((

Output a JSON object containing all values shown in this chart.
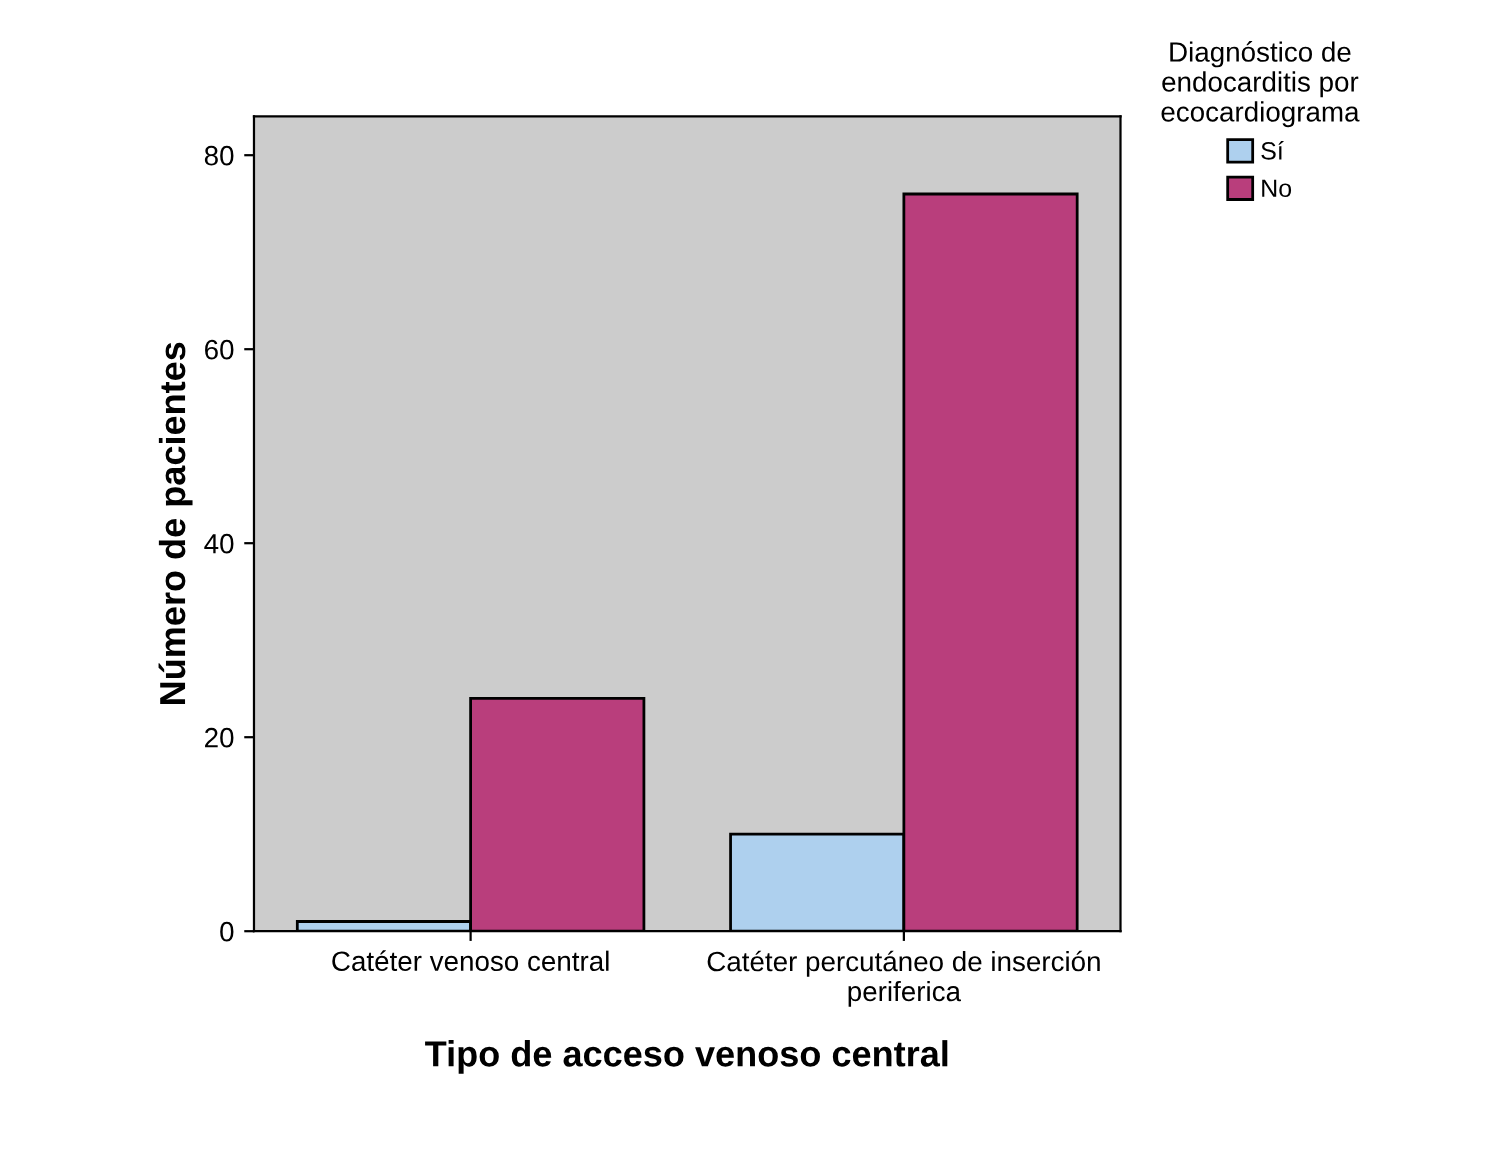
{
  "chart_data": {
    "type": "bar",
    "xlabel": "Tipo de acceso venoso central",
    "ylabel": "Número de pacientes",
    "legend_title": "Diagnóstico de\nendocarditis por\necocardiograma",
    "categories": [
      "Catéter venoso central",
      "Catéter percutáneo de inserción\nperiferica"
    ],
    "series": [
      {
        "name": "Sí",
        "color": "#aed0ee",
        "values": [
          1,
          10
        ]
      },
      {
        "name": "No",
        "color": "#b93e7c",
        "values": [
          24,
          76
        ]
      }
    ],
    "ylim": [
      0,
      84
    ],
    "yticks": [
      0,
      20,
      40,
      60,
      80
    ],
    "grid": false,
    "legend": "top right"
  }
}
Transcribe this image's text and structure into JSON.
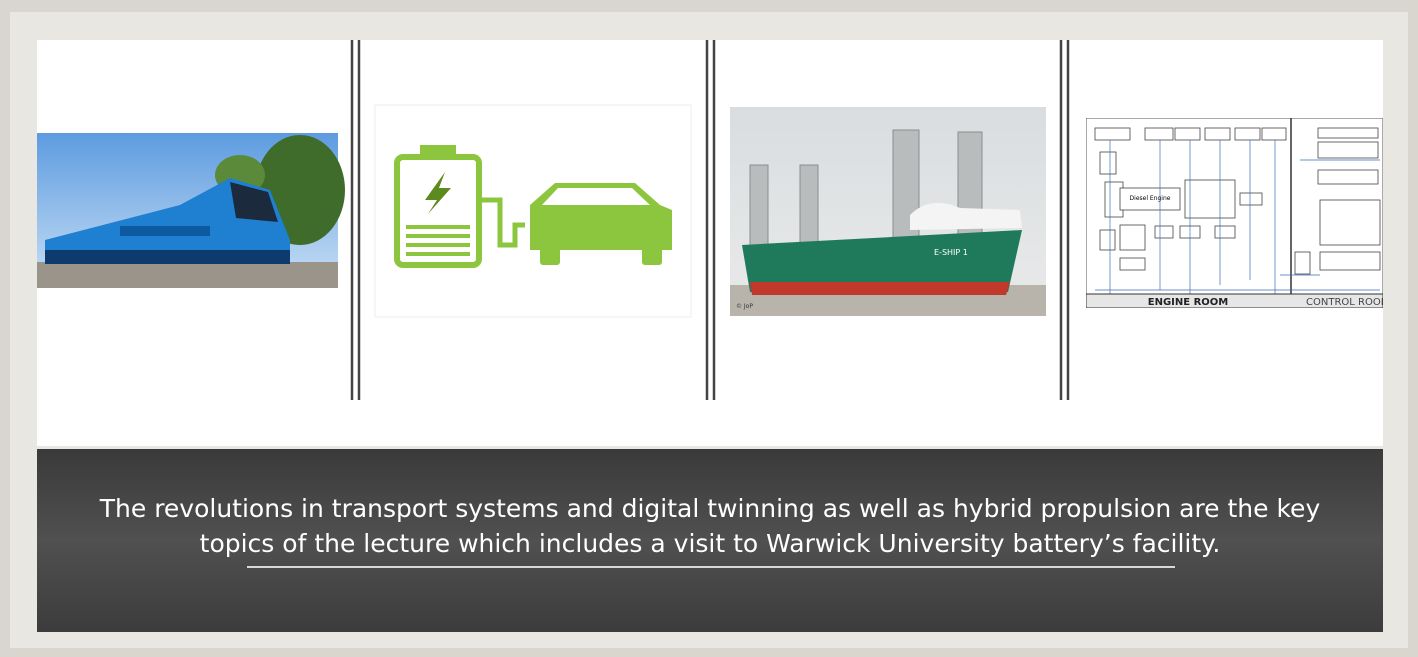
{
  "caption": {
    "lines": [
      "The revolutions in transport systems and digital twinning as well as hybrid propulsion are the key",
      "topics of the lecture which includes a visit to Warwick University battery’s facility."
    ]
  },
  "ship": {
    "name": "E-SHIP 1",
    "credit": "© JoP"
  },
  "diagram": {
    "engine": "Diesel Engine",
    "left_room": "ENGINE ROOM",
    "right_room": "CONTROL ROOM"
  }
}
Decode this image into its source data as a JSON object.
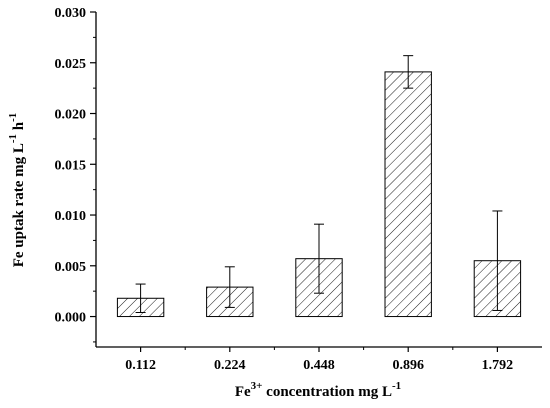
{
  "chart_data": {
    "type": "bar",
    "title": "",
    "categories": [
      "0.112",
      "0.224",
      "0.448",
      "0.896",
      "1.792"
    ],
    "values": [
      0.0018,
      0.0029,
      0.0057,
      0.0241,
      0.0055
    ],
    "errors": [
      0.0014,
      0.002,
      0.0034,
      0.0016,
      0.0049
    ],
    "ylim": [
      -0.003,
      0.03
    ],
    "yticks": [
      "0.000",
      "0.005",
      "0.010",
      "0.015",
      "0.020",
      "0.025",
      "0.030"
    ],
    "xlabel": {
      "base": "Fe",
      "sup": "3+",
      "rest": " concentration mg L",
      "exp": "-1"
    },
    "ylabel": {
      "text1": "Fe uptak rate mg L",
      "exp1": "-1",
      "text2": " h",
      "exp2": "-1"
    },
    "bar_fill": "hatched",
    "colors": {
      "axis": "#000000",
      "bar_edge": "#000000",
      "hatch": "#000000"
    },
    "grid": false,
    "legend": "none"
  }
}
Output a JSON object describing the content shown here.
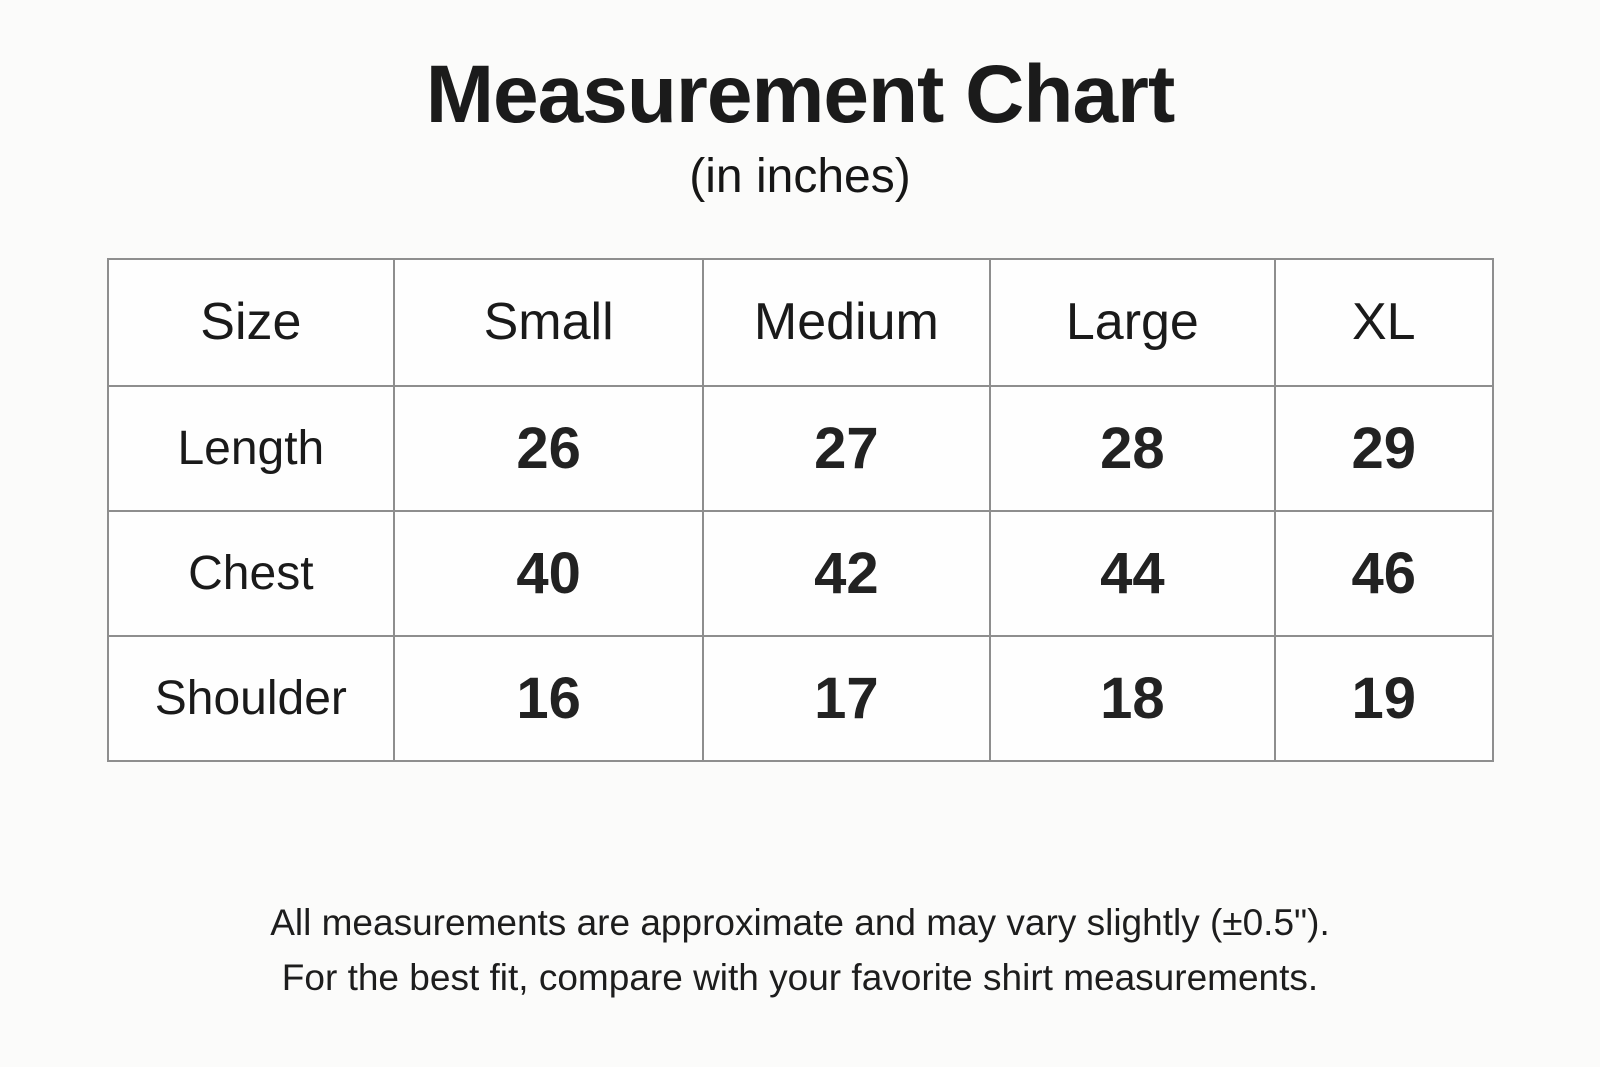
{
  "header": {
    "title": "Measurement Chart",
    "subtitle": "(in inches)"
  },
  "chart_data": {
    "type": "table",
    "title": "Measurement Chart",
    "unit": "inches",
    "columns": [
      "Size",
      "Small",
      "Medium",
      "Large",
      "XL"
    ],
    "rows": [
      {
        "label": "Length",
        "values": [
          "26",
          "27",
          "28",
          "29"
        ]
      },
      {
        "label": "Chest",
        "values": [
          "40",
          "42",
          "44",
          "46"
        ]
      },
      {
        "label": "Shoulder",
        "values": [
          "16",
          "17",
          "18",
          "19"
        ]
      }
    ]
  },
  "footer": {
    "line1": "All measurements are approximate and may vary slightly (±0.5\").",
    "line2": "For the best fit, compare with your favorite shirt measurements."
  },
  "colors": {
    "background": "#fbfbfa",
    "cell_background": "#fefefe",
    "border": "#8e8e8e",
    "text": "#1c1c1c"
  }
}
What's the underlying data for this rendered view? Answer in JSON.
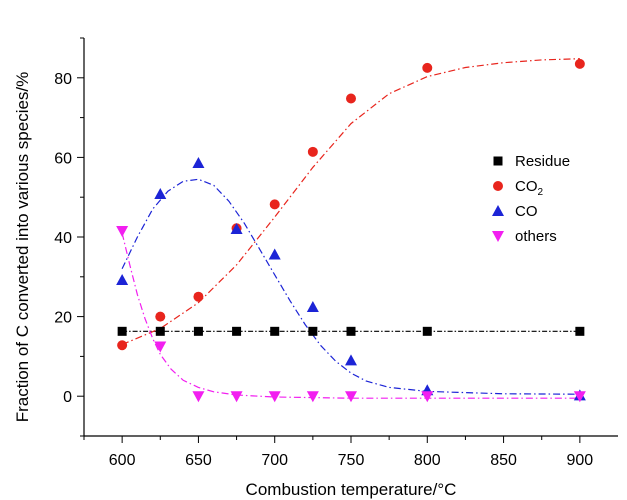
{
  "chart_data": {
    "type": "scatter",
    "title": "",
    "xlabel": "Combustion temperature/°C",
    "ylabel": "Fraction of C converted into various species/%",
    "xlim": [
      575,
      925
    ],
    "ylim": [
      -10,
      90
    ],
    "x_ticks": [
      600,
      650,
      700,
      750,
      800,
      850,
      900
    ],
    "y_ticks": [
      0,
      20,
      40,
      60,
      80
    ],
    "grid": false,
    "legend_position": "right",
    "series": [
      {
        "name": "Residue",
        "marker": "square",
        "color": "#000000",
        "points": [
          [
            600,
            16.3
          ],
          [
            625,
            16.3
          ],
          [
            650,
            16.3
          ],
          [
            675,
            16.3
          ],
          [
            700,
            16.3
          ],
          [
            725,
            16.3
          ],
          [
            750,
            16.3
          ],
          [
            800,
            16.3
          ],
          [
            900,
            16.3
          ]
        ],
        "fit": [
          [
            600,
            16.3
          ],
          [
            900,
            16.3
          ]
        ]
      },
      {
        "name": "CO",
        "name_sub": "2",
        "marker": "circle",
        "color": "#e8251d",
        "points": [
          [
            600,
            12.8
          ],
          [
            625,
            20
          ],
          [
            650,
            25
          ],
          [
            675,
            42.2
          ],
          [
            700,
            48.2
          ],
          [
            725,
            61.4
          ],
          [
            750,
            74.8
          ],
          [
            800,
            82.5
          ],
          [
            900,
            83.5
          ]
        ],
        "fit": [
          [
            600,
            13
          ],
          [
            625,
            17
          ],
          [
            650,
            23.5
          ],
          [
            675,
            33
          ],
          [
            700,
            45
          ],
          [
            725,
            57.5
          ],
          [
            750,
            68.5
          ],
          [
            775,
            76
          ],
          [
            800,
            80.3
          ],
          [
            825,
            82.6
          ],
          [
            850,
            83.8
          ],
          [
            875,
            84.5
          ],
          [
            900,
            84.8
          ]
        ]
      },
      {
        "name": "CO",
        "marker": "triangle-up",
        "color": "#1c24d6",
        "points": [
          [
            600,
            29.2
          ],
          [
            625,
            50.8
          ],
          [
            650,
            58.6
          ],
          [
            675,
            42
          ],
          [
            700,
            35.6
          ],
          [
            725,
            22.4
          ],
          [
            750,
            9
          ],
          [
            800,
            1.5
          ],
          [
            900,
            0.2
          ]
        ],
        "fit": [
          [
            600,
            32
          ],
          [
            610,
            40
          ],
          [
            620,
            47
          ],
          [
            630,
            51.5
          ],
          [
            640,
            54
          ],
          [
            650,
            54.5
          ],
          [
            660,
            53
          ],
          [
            670,
            49
          ],
          [
            680,
            43.5
          ],
          [
            690,
            37
          ],
          [
            700,
            30.5
          ],
          [
            710,
            24
          ],
          [
            720,
            18
          ],
          [
            730,
            12.8
          ],
          [
            740,
            8.8
          ],
          [
            750,
            5.8
          ],
          [
            760,
            3.8
          ],
          [
            775,
            2.2
          ],
          [
            800,
            1.2
          ],
          [
            850,
            0.6
          ],
          [
            900,
            0.5
          ]
        ]
      },
      {
        "name": "others",
        "marker": "triangle-down",
        "color": "#f21ff0",
        "points": [
          [
            600,
            41.5
          ],
          [
            625,
            12.5
          ],
          [
            650,
            0
          ],
          [
            675,
            0
          ],
          [
            700,
            0
          ],
          [
            725,
            0
          ],
          [
            750,
            0
          ],
          [
            800,
            0
          ],
          [
            900,
            0
          ]
        ],
        "fit": [
          [
            600,
            41
          ],
          [
            605,
            33
          ],
          [
            610,
            25.5
          ],
          [
            615,
            19.5
          ],
          [
            620,
            14.5
          ],
          [
            625,
            10.5
          ],
          [
            632,
            6.8
          ],
          [
            640,
            4
          ],
          [
            650,
            2.2
          ],
          [
            660,
            1.1
          ],
          [
            675,
            0.3
          ],
          [
            700,
            -0.2
          ],
          [
            750,
            -0.5
          ],
          [
            800,
            -0.5
          ],
          [
            900,
            -0.5
          ]
        ]
      }
    ]
  }
}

))

Excluding the pictures, restate the records above word for word.

**Response for this exercise**
Output a JSON object containing all values shown in this chart.
{
  "chart_data": {
    "type": "bar",
    "xlabel": "Tipo de acceso venoso central",
    "ylabel": "Número de pacientes",
    "legend_title": "Diagnóstico de\nendocarditis por\necocardiograma",
    "categories": [
      "Catéter venoso central",
      "Catéter percutáneo de inserción\nperiferica"
    ],
    "series": [
      {
        "name": "Sí",
        "color": "#aed0ee",
        "values": [
          1,
          10
        ]
      },
      {
        "name": "No",
        "color": "#b93e7c",
        "values": [
          24,
          76
        ]
      }
    ],
    "ylim": [
      0,
      84
    ],
    "yticks": [
      0,
      20,
      40,
      60,
      80
    ],
    "grid": false,
    "legend": "top right"
  }
}
Transcribe this image's text and structure into JSON.
{
  "caption": {
    "lines": [
      "The revolutions in transport systems and digital twinning as well as hybrid propulsion are the key",
      "topics of the lecture which includes a visit to Warwick University battery’s facility."
    ]
  },
  "ship": {
    "name": "E-SHIP 1",
    "credit": "© JoP"
  },
  "diagram": {
    "engine": "Diesel Engine",
    "left_room": "ENGINE ROOM",
    "right_room": "CONTROL ROOM"
  }
}
Decode this image into its source data as a JSON object.
{
  "chart_data": {
    "type": "bar",
    "title": "",
    "categories": [
      "0.112",
      "0.224",
      "0.448",
      "0.896",
      "1.792"
    ],
    "values": [
      0.0018,
      0.0029,
      0.0057,
      0.0241,
      0.0055
    ],
    "errors": [
      0.0014,
      0.002,
      0.0034,
      0.0016,
      0.0049
    ],
    "ylim": [
      -0.003,
      0.03
    ],
    "yticks": [
      "0.000",
      "0.005",
      "0.010",
      "0.015",
      "0.020",
      "0.025",
      "0.030"
    ],
    "xlabel": {
      "base": "Fe",
      "sup": "3+",
      "rest": " concentration mg L",
      "exp": "-1"
    },
    "ylabel": {
      "text1": "Fe uptak rate mg L",
      "exp1": "-1",
      "text2": " h",
      "exp2": "-1"
    },
    "bar_fill": "hatched",
    "colors": {
      "axis": "#000000",
      "bar_edge": "#000000",
      "hatch": "#000000"
    },
    "grid": false,
    "legend": "none"
  }
}
Output a JSON object describing the content shown here.
{
  "header": {
    "title": "Measurement Chart",
    "subtitle": "(in inches)"
  },
  "chart_data": {
    "type": "table",
    "title": "Measurement Chart",
    "unit": "inches",
    "columns": [
      "Size",
      "Small",
      "Medium",
      "Large",
      "XL"
    ],
    "rows": [
      {
        "label": "Length",
        "values": [
          "26",
          "27",
          "28",
          "29"
        ]
      },
      {
        "label": "Chest",
        "values": [
          "40",
          "42",
          "44",
          "46"
        ]
      },
      {
        "label": "Shoulder",
        "values": [
          "16",
          "17",
          "18",
          "19"
        ]
      }
    ]
  },
  "footer": {
    "line1": "All measurements are approximate and may vary slightly (±0.5\").",
    "line2": "For the best fit, compare with your favorite shirt measurements."
  },
  "colors": {
    "background": "#fbfbfa",
    "cell_background": "#fefefe",
    "border": "#8e8e8e",
    "text": "#1c1c1c"
  }
}
What's the underlying data for this rendered view? Answer in JSON.
{
  "chart_data": {
    "type": "scatter",
    "title": "",
    "xlabel": "Combustion temperature/°C",
    "ylabel": "Fraction of C converted into various species/%",
    "xlim": [
      575,
      925
    ],
    "ylim": [
      -10,
      90
    ],
    "x_ticks": [
      600,
      650,
      700,
      750,
      800,
      850,
      900
    ],
    "y_ticks": [
      0,
      20,
      40,
      60,
      80
    ],
    "grid": false,
    "legend_position": "right",
    "series": [
      {
        "name": "Residue",
        "marker": "square",
        "color": "#000000",
        "points": [
          [
            600,
            16.3
          ],
          [
            625,
            16.3
          ],
          [
            650,
            16.3
          ],
          [
            675,
            16.3
          ],
          [
            700,
            16.3
          ],
          [
            725,
            16.3
          ],
          [
            750,
            16.3
          ],
          [
            800,
            16.3
          ],
          [
            900,
            16.3
          ]
        ],
        "fit": [
          [
            600,
            16.3
          ],
          [
            900,
            16.3
          ]
        ]
      },
      {
        "name": "CO",
        "name_sub": "2",
        "marker": "circle",
        "color": "#e8251d",
        "points": [
          [
            600,
            12.8
          ],
          [
            625,
            20
          ],
          [
            650,
            25
          ],
          [
            675,
            42.2
          ],
          [
            700,
            48.2
          ],
          [
            725,
            61.4
          ],
          [
            750,
            74.8
          ],
          [
            800,
            82.5
          ],
          [
            900,
            83.5
          ]
        ],
        "fit": [
          [
            600,
            13
          ],
          [
            625,
            17
          ],
          [
            650,
            23.5
          ],
          [
            675,
            33
          ],
          [
            700,
            45
          ],
          [
            725,
            57.5
          ],
          [
            750,
            68.5
          ],
          [
            775,
            76
          ],
          [
            800,
            80.3
          ],
          [
            825,
            82.6
          ],
          [
            850,
            83.8
          ],
          [
            875,
            84.5
          ],
          [
            900,
            84.8
          ]
        ]
      },
      {
        "name": "CO",
        "marker": "triangle-up",
        "color": "#1c24d6",
        "points": [
          [
            600,
            29.2
          ],
          [
            625,
            50.8
          ],
          [
            650,
            58.6
          ],
          [
            675,
            42
          ],
          [
            700,
            35.6
          ],
          [
            725,
            22.4
          ],
          [
            750,
            9
          ],
          [
            800,
            1.5
          ],
          [
            900,
            0.2
          ]
        ],
        "fit": [
          [
            600,
            32
          ],
          [
            610,
            40
          ],
          [
            620,
            47
          ],
          [
            630,
            51.5
          ],
          [
            640,
            54
          ],
          [
            650,
            54.5
          ],
          [
            660,
            53
          ],
          [
            670,
            49
          ],
          [
            680,
            43.5
          ],
          [
            690,
            37
          ],
          [
            700,
            30.5
          ],
          [
            710,
            24
          ],
          [
            720,
            18
          ],
          [
            730,
            12.8
          ],
          [
            740,
            8.8
          ],
          [
            750,
            5.8
          ],
          [
            760,
            3.8
          ],
          [
            775,
            2.2
          ],
          [
            800,
            1.2
          ],
          [
            850,
            0.6
          ],
          [
            900,
            0.5
          ]
        ]
      },
      {
        "name": "others",
        "marker": "triangle-down",
        "color": "#f21ff0",
        "points": [
          [
            600,
            41.5
          ],
          [
            625,
            12.5
          ],
          [
            650,
            0
          ],
          [
            675,
            0
          ],
          [
            700,
            0
          ],
          [
            725,
            0
          ],
          [
            750,
            0
          ],
          [
            800,
            0
          ],
          [
            900,
            0
          ]
        ],
        "fit": [
          [
            600,
            41
          ],
          [
            605,
            33
          ],
          [
            610,
            25.5
          ],
          [
            615,
            19.5
          ],
          [
            620,
            14.5
          ],
          [
            625,
            10.5
          ],
          [
            632,
            6.8
          ],
          [
            640,
            4
          ],
          [
            650,
            2.2
          ],
          [
            660,
            1.1
          ],
          [
            675,
            0.3
          ],
          [
            700,
            -0.2
          ],
          [
            750,
            -0.5
          ],
          [
            800,
            -0.5
          ],
          [
            900,
            -0.5
          ]
        ]
      }
    ]
  }
}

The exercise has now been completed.